── EXCERPT TO READ ──

It was said that the open flame of the first known lighthouse, the Pharos, could be seen a hundred miles away. Although that is certainly an exaggeration, the Pharos was an impressive structure. Built for the port of Alexandria in the third century B.C., its light—which was intensified and projected by a curved mirror or polished metal disk—was housed in the cupola of a rectangular marble structure that rose about four hundred feet above the low-lying Egyptian shore. At the time, only the pyramids stood taller. By comparison, eighteenth-century shore lights were far more modest, and on a clear night a well-maintained beacon might be seen five, six, maybe seven miles away, which was far short of some of the worst ocean perils. For instance, the rocks of the Eddystone reef, which lie nine miles off the south coast of England, extend for half a mile, and nearly all of them are submerged, the most prominent rising only three feet above water during the highest tides. According to Bathurst,

The rust-colored gneiss is as resilient as diamonds, and the currents that surround it send up abrupt spouts of water even on the calmest days. It is thought of as a bad-tempered place, full of sulks and strange moods, and by the sixteenth century its reputation for destruction had already spread well beyond Cornwall.... Merchant captains were so alarmed by the prospect of being wrecked on the Eddystone that they often ran themselves aground on the Channel Islands or the northern French coast trying to avoid it.

───
── SUPPLIED DATA ──

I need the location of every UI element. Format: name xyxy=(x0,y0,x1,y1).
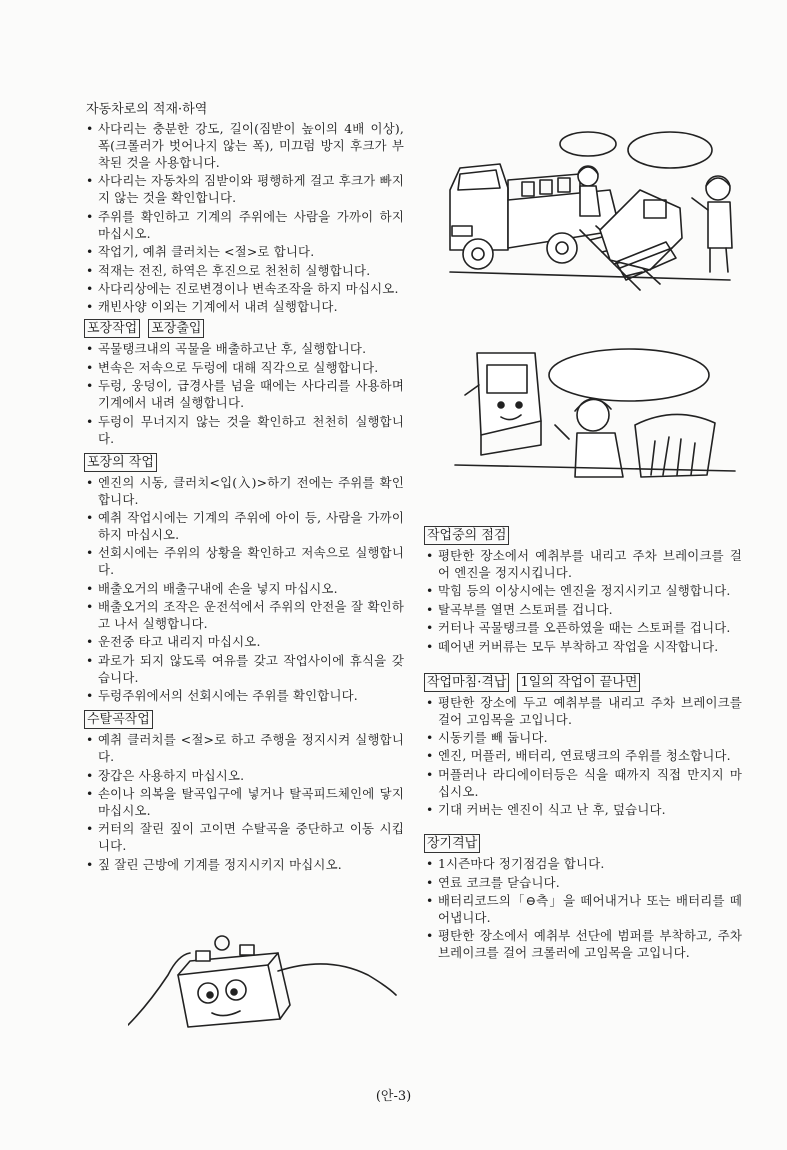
list-item: • 1시즌마다 정기점검을 합니다. xyxy=(424,855,742,872)
list-item: • 작업기, 예취 클러치는 <절>로 합니다. xyxy=(84,243,404,260)
left-column xyxy=(84,98,404,877)
list-item: • 사다리는 자동차의 짐받이와 평행하게 걸고 후크가 빠지지 않는 것을 확인합니다. xyxy=(84,172,404,206)
list-item: • 짚 잘린 근방에 기계를 정지시키지 마십시오. xyxy=(84,856,404,873)
list-item: • 커터나 곡물탱크를 오픈하였을 때는 스토퍼를 겁니다. xyxy=(424,619,742,636)
section-end-of-work xyxy=(424,673,742,819)
section-long-storage xyxy=(424,832,742,961)
bullet-list-loading xyxy=(84,120,404,315)
section-title-long-storage: 장기격납 xyxy=(424,834,480,853)
bullet-list-hand-threshing xyxy=(84,731,404,873)
list-item: • 변속은 저속으로 두렁에 대해 직각으로 실행합니다. xyxy=(84,359,404,376)
list-item: • 배출오거의 배출구내에 손을 넣지 마십시오. xyxy=(84,580,404,597)
bullet-list-long-storage xyxy=(424,855,742,961)
section-title-field-entry: 포장출입 xyxy=(148,319,204,338)
battery-illustration xyxy=(128,935,398,1030)
list-item: • 사다리상에는 진로변경이나 변속조작을 하지 마십시오. xyxy=(84,280,404,297)
section-title-inspection: 작업중의 점검 xyxy=(424,526,509,545)
section-field-entry xyxy=(84,319,404,446)
list-item: • 연료 코크를 닫습니다. xyxy=(424,874,742,891)
list-item: • 두렁이 무너지지 않는 것을 확인하고 천천히 실행합니다. xyxy=(84,413,404,447)
list-item: • 평탄한 장소에서 예취부를 내리고 주차 브레이크를 걸어 엔진을 정지시킵니다. xyxy=(424,547,742,581)
section-title-row xyxy=(84,319,404,338)
list-item: • 시동키를 빼 둡니다. xyxy=(424,729,742,746)
list-item: • 적재는 전진, 하역은 후진으로 천천히 실행합니다. xyxy=(84,262,404,279)
truck-worker-illustration xyxy=(445,345,745,495)
section-title-end-storage: 작업마침·격납 xyxy=(424,673,509,692)
list-item: • 선회시에는 주위의 상황을 확인하고 저속으로 실행합니다. xyxy=(84,544,404,578)
bullet-list-end-of-work xyxy=(424,694,742,819)
list-item: • 장갑은 사용하지 마십시오. xyxy=(84,767,404,784)
list-item: • 기대 커버는 엔진이 식고 난 후, 덮습니다. xyxy=(424,801,742,818)
section-title-end-of-day: 1일의 작업이 끝나면 xyxy=(517,673,640,692)
list-item: • 예취 클러치를 <절>로 하고 주행을 정지시켜 실행합니다. xyxy=(84,731,404,765)
list-item: • 운전중 타고 내리지 마십시오. xyxy=(84,633,404,650)
list-item: • 캐빈사양 이외는 기계에서 내려 실행합니다. xyxy=(84,298,404,315)
section-title-field-work: 포장작업 xyxy=(84,319,140,338)
section-title-loading: 자동차로의 적재·하역 xyxy=(86,102,208,117)
section-title-hand-threshing: 수탈곡작업 xyxy=(84,710,153,729)
list-item: • 배터리코드의「⊖측」을 떼어내거나 또는 배터리를 떼어냅니다. xyxy=(424,892,742,926)
list-item: • 엔진의 시동, 클러치<입(入)>하기 전에는 주위를 확인합니다. xyxy=(84,474,404,508)
page-number: (안-3) xyxy=(375,1089,412,1104)
list-item: • 머플러나 라디에이터등은 식을 때까지 직접 만지지 마십시오. xyxy=(424,766,742,800)
list-item: • 예취 작업시에는 기계의 주위에 아이 등, 사람을 가까이 하지 마십시오. xyxy=(84,509,404,543)
list-item: • 막힘 등의 이상시에는 엔진을 정지시키고 실행합니다. xyxy=(424,582,742,599)
list-item: • 탈곡부를 열면 스토퍼를 겁니다. xyxy=(424,601,742,618)
list-item: • 커터의 잘린 짚이 고이면 수탈곡을 중단하고 이동 시킵니다. xyxy=(84,820,404,854)
list-item: • 두렁주위에서의 선회시에는 주위를 확인합니다. xyxy=(84,687,404,704)
list-item: • 사다리는 충분한 강도, 길이(짐받이 높이의 4배 이상), 폭(크롤러가 벗어나지 않는 폭), 미끄럼 방지 후크가 부착된 것을 사용합니다. xyxy=(84,120,404,171)
list-item: • 곡물탱크내의 곡물을 배출하고난 후, 실행합니다. xyxy=(84,340,404,357)
list-item: • 평탄한 장소에 두고 예취부를 내리고 주차 브레이크를 걸어 고임목을 고입니다. xyxy=(424,694,742,728)
bullet-list-field-operation xyxy=(84,474,404,705)
bullet-list-field-entry xyxy=(84,340,404,446)
section-loading-unloading xyxy=(84,98,404,315)
section-inspection xyxy=(424,524,742,655)
section-title-field-operation: 포장의 작업 xyxy=(84,453,157,472)
list-item: • 배출오거의 조작은 운전석에서 주위의 안전을 잘 확인하고 나서 실행합니다. xyxy=(84,598,404,632)
list-item: • 과로가 되지 않도록 여유를 갖고 작업사이에 휴식을 갖습니다. xyxy=(84,652,404,686)
section-hand-threshing xyxy=(84,708,404,873)
list-item: • 엔진, 머플러, 배터리, 연료탱크의 주위를 청소합니다. xyxy=(424,747,742,764)
list-item: • 평탄한 장소에서 예취부 선단에 범퍼를 부착하고, 주차브레이크를 걸어 크롤러에 고임목을 고입니다. xyxy=(424,927,742,961)
list-item: • 두렁, 웅덩이, 급경사를 넘을 때에는 사다리를 사용하며 기계에서 내려 실행합니다. xyxy=(84,377,404,411)
section-title-row xyxy=(424,673,742,692)
bullet-list-inspection xyxy=(424,547,742,655)
truck-loading-illustration xyxy=(430,130,740,310)
right-column xyxy=(424,524,742,965)
list-item: • 주위를 확인하고 기계의 주위에는 사람을 가까이 하지 마십시오. xyxy=(84,208,404,242)
list-item: • 떼어낸 커버류는 모두 부착하고 작업을 시작합니다. xyxy=(424,638,742,655)
section-field-operation xyxy=(84,451,404,705)
list-item: • 손이나 의복을 탈곡입구에 넣거나 탈곡피드체인에 닿지 마십시오. xyxy=(84,785,404,819)
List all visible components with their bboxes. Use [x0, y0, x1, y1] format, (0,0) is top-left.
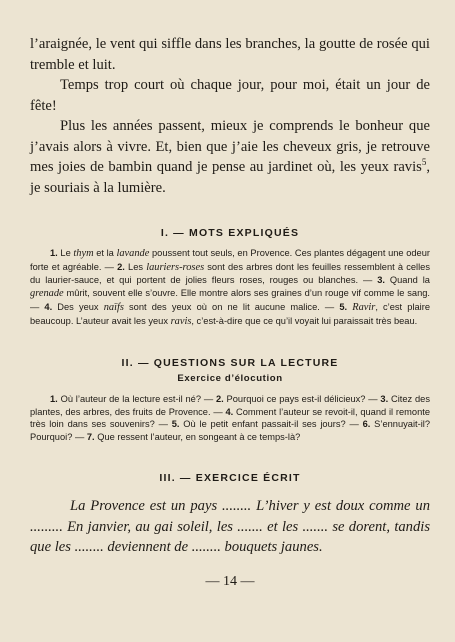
question-text: Où l’auteur de la lecture est-il né? — [57, 394, 216, 404]
question-number: 7. [86, 432, 95, 443]
vocab-word: thym [73, 248, 94, 259]
item-number: 3. [377, 275, 385, 286]
vocab-word: naïfs [103, 301, 124, 313]
written-exercise [30, 496, 430, 558]
item-number: 1. [50, 248, 58, 258]
section-2-heading: II. — QUESTIONS SUR LA LECTURE [121, 357, 339, 369]
question-number: 5. [171, 419, 180, 430]
item-text: , c’est plaire beaucoup. L’auteur avait les yeux [30, 301, 430, 326]
question-number: 4. [225, 406, 234, 417]
item-text: Le [57, 248, 74, 258]
item-number: 4. [44, 301, 53, 312]
vocab-word: Ravir [352, 301, 376, 313]
vocabulary-block [30, 247, 430, 328]
vocab-word: lavande [116, 248, 150, 259]
question-text: Que ressent l’auteur, en songeant à ce temps-là? [94, 432, 301, 443]
item-text: mûrit, souvent elle s’ouvre. Elle montre alors ses graines d’un rouge vif comme le sang. — [30, 288, 430, 312]
vocab-word: ravis [170, 315, 192, 327]
question-number: 2. [215, 394, 224, 404]
paragraph-1: l’araignée, le vent qui siffle dans les branches, la goutte de rosée qui tremble et luit. [30, 36, 430, 73]
section-2-subheading: Exercice d’élocution [177, 373, 283, 384]
vocab-word: grenade [30, 288, 64, 300]
reading-questions [30, 393, 430, 444]
item-text: Des yeux [52, 301, 104, 312]
footnote-marker: 5 [421, 157, 427, 168]
item-text: et la [93, 248, 117, 258]
item-text: Quand la [384, 275, 430, 286]
item-number: 5. [339, 301, 348, 312]
paragraph-3-end: , je souriais à la lumière. [30, 159, 430, 196]
paragraph-3-text: Plus les années passent, mieux je comprends le bonheur que j’avais alors à vivre. Et, bien que j’aie les cheveux gris, je retrouve mes joies de bambin quand je pense au jardinet où, les yeux ravis [30, 118, 430, 175]
question-text: Où le petit enfant passait-il ses jours? — [179, 419, 363, 430]
item-text: poussent tout seuls, en Provence. Ces plantes dégagent une odeur forte et agréable. — [30, 248, 430, 272]
page-number: — 14 — [205, 574, 255, 589]
vocabulary-explanations [30, 247, 430, 328]
exercise-text: La Provence est un pays ........ L’hiver y est doux comme un ......... En janvier, au gai soleil, les ....... et les ....... se dorent, tandis que les ........ deviennent de ........ bouquets jaunes. [30, 498, 430, 555]
item-text: sont des yeux où on ne lit aucune malice. — [123, 301, 340, 312]
question-number: 3. [380, 394, 389, 404]
reading-text [30, 34, 430, 198]
question-number: 1. [50, 394, 58, 404]
item-text: sont des arbres dont les feuilles ressemblent à celles du laurier-sauce, et qui portent de jolies fleurs roses, rouges ou blanches. — [30, 261, 431, 286]
paragraph-2: Temps trop court où chaque jour, pour moi, était un jour de fête! [30, 77, 430, 114]
question-text: Comment l’auteur se revoit-il, quand il remonte très loin dans ses souvenirs? — [30, 406, 430, 430]
question-text: Citez des plantes, des arbres, des fruits de Provence. — [30, 394, 430, 417]
question-text: Pourquoi ce pays est-il délicieux? — [223, 394, 381, 404]
question-number: 6. [362, 419, 371, 430]
section-1-heading: I. — MOTS EXPLIQUÉS [160, 227, 300, 239]
questions-block [30, 393, 430, 444]
paragraph-3 [30, 116, 430, 198]
item-number: 2. [117, 261, 125, 272]
vocab-word: lauriers-roses [146, 261, 205, 273]
section-3-heading: III. — EXERCICE ÉCRIT [159, 472, 301, 484]
item-text: Les [124, 261, 147, 272]
item-text: , c’est-à-dire que ce qu’il voyait lui paraissait très beau. [191, 315, 418, 326]
question-text: S’ennuyait-il? Pourquoi? — [30, 419, 430, 443]
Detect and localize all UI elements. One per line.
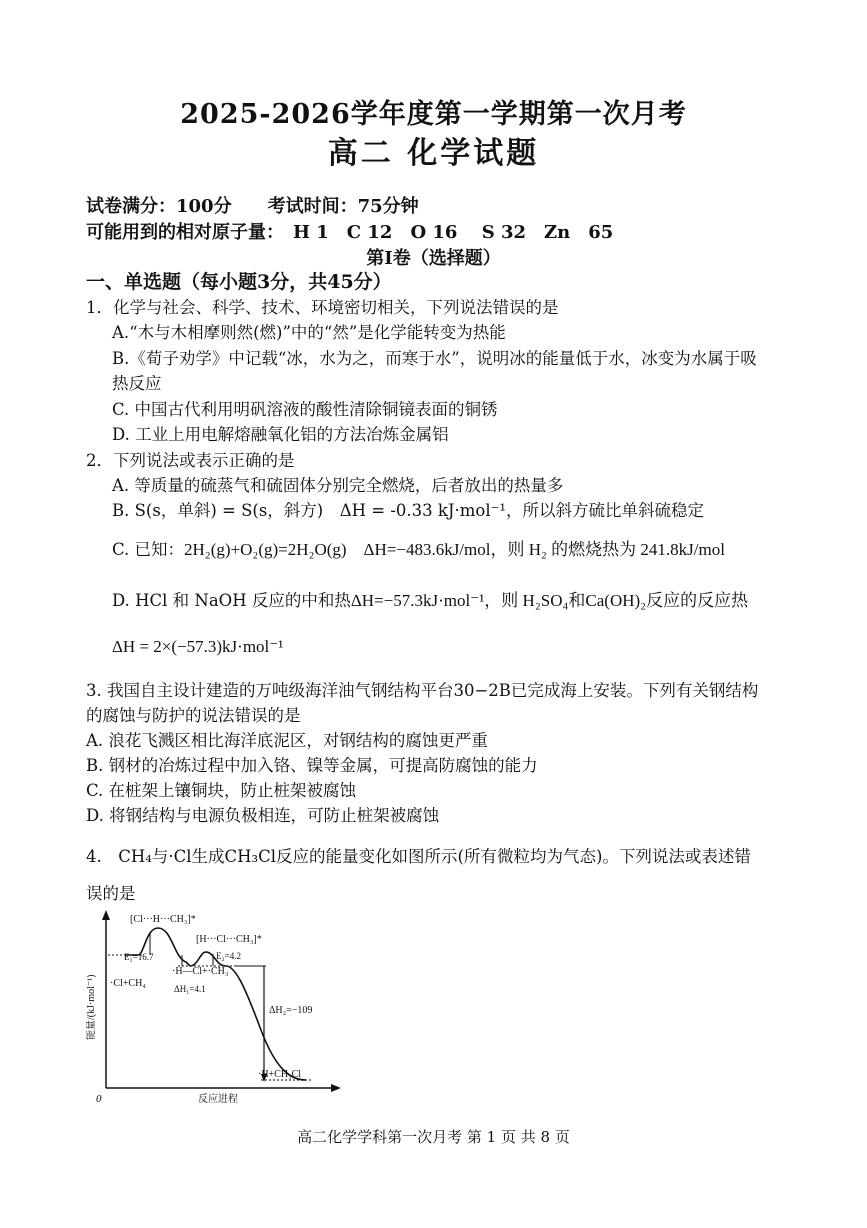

───

_WRITTEN INSTRUCTION_
Continue the passage about early lighthouses and the Eddystone reef, starting after its last sentence rather than with anything from the listing.

_ANSWER TO THIS EXERCISE_
It was at Eddystone, on rock fully exposed to the sea, that the first offshore light, engineered and built by Henry Winstanley, was completed in 1698. Winstanley secured the structure by driving twelve iron rods into the highest rock on the reef. He then surrounded the rods with stone. Glaziers, smiths, masons, and carpenters made trips from Plymouth almost daily when the weather held. They moved tons of material from their boats to the rock even in rough seas and accomplished their work as the tides rose and fell around them. D. Alan Stevenson wrote:

At midsummer the party decided to lodge in the tower, hoping to save the time and labour spent in passage between Plymouth and the reef. But during the first night a storm of exceptional severity for the season arose unexpectedly and no boat could approach to take them off. With little shelter ... they were marooned in the roofless tower for 11 days [and finally] got ashore in a half-drowned condition. When the weather improved, undeterred by the unhappy experience, they returned to complete the lighthouse and lighted it on the 14th November.... In the following months the waves over-topped the lantern and Winstanley saw that he must raise it.

The next year, Winstanley built an almost entirely new structure, forty feet taller than the first. His second light lasted three years before severe winter weather damaged it. When Winstanley returned to the rock again to oversee repairs, he, his workmen, and the keeper were caught on the reef during one of the fiercest storms ever recorded along that coast. After the weather cleared, there was no sign of any man, and all that was left of the light were a few twisted pieces of metal—remnants of the rods that had tied the tower to the rock.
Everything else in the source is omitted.